---------- Records for this exercise

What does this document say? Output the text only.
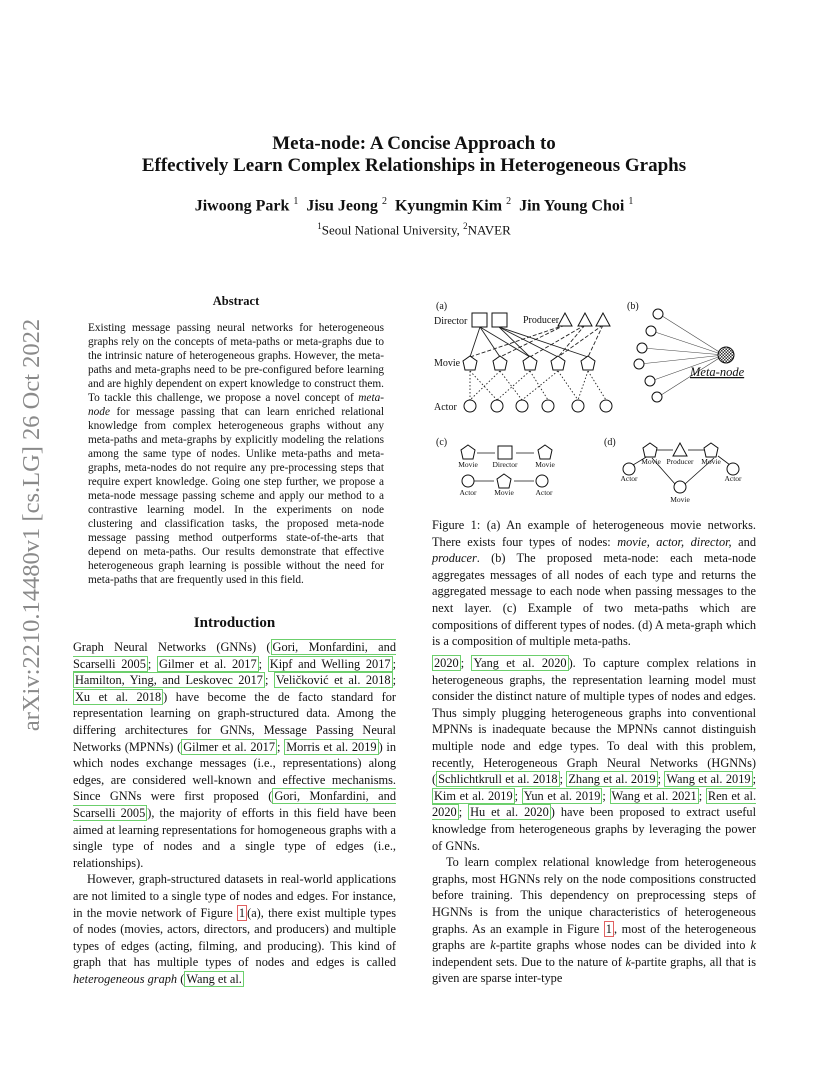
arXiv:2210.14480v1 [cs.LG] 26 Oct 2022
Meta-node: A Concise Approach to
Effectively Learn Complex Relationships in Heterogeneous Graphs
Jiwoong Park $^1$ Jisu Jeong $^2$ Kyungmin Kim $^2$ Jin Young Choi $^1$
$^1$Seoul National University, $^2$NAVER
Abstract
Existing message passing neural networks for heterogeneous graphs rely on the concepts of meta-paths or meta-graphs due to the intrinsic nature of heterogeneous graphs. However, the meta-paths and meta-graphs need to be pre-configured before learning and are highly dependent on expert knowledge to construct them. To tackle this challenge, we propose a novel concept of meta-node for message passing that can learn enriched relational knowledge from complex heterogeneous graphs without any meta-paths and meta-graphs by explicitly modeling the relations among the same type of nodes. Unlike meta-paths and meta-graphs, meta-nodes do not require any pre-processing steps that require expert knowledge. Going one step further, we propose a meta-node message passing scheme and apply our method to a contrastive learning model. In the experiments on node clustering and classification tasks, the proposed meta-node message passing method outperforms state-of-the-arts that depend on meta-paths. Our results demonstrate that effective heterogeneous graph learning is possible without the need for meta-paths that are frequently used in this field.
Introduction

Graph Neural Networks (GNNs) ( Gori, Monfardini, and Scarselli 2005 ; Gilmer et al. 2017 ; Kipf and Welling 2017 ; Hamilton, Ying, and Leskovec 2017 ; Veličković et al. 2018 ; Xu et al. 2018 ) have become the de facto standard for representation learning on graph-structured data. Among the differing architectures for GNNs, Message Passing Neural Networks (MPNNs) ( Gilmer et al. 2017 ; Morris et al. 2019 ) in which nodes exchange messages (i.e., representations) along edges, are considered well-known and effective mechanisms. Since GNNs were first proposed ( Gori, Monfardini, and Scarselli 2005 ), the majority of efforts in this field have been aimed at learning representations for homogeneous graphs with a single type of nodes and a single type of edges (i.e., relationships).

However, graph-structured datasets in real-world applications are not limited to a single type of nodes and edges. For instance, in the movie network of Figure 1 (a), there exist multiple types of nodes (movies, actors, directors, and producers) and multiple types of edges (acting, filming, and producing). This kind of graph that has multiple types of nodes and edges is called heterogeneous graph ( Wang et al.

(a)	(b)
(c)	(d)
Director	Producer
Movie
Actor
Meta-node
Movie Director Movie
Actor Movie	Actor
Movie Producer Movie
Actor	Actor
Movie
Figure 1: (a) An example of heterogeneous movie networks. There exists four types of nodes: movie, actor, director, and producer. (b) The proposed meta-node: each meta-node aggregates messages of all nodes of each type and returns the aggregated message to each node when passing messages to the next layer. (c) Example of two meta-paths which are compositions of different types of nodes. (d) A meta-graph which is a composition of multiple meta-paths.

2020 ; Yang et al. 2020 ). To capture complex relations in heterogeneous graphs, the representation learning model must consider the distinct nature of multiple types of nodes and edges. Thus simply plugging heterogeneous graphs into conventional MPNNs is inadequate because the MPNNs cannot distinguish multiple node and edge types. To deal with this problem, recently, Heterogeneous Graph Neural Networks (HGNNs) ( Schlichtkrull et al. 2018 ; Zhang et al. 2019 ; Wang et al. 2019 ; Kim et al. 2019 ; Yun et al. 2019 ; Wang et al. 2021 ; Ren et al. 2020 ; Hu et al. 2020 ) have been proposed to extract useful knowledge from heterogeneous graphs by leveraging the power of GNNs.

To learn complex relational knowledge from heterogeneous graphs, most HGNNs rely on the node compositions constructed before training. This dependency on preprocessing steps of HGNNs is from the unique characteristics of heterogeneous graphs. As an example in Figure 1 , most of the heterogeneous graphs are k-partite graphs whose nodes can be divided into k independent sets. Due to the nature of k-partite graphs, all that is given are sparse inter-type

--------------------

▶ Exercise prompt:
Search the data for the string "compositions" and copy each line where it appears.

▶ Task output:
Figure 1: (a) An example of heterogeneous movie networks. There exists four types of nodes: movie, actor, director, and producer. (b) The proposed meta-node: each meta-node aggregates messages of all nodes of each type and returns the aggregated message to each node when passing messages to the next layer. (c) Example of two meta-paths which are compositions of different types of nodes. (d) A meta-graph which is a composition of multiple meta-paths.
To learn complex relational knowledge from heterogeneous graphs, most HGNNs rely on the node compositions constructed before training. This dependency on preprocessing steps of HGNNs is from the unique characteristics of heterogeneous graphs. As an example in Figure 1 , most of the heterogeneous graphs are k-partite graphs whose nodes can be divided into k independent sets. Due to the nature of k-partite graphs, all that is given are sparse inter-type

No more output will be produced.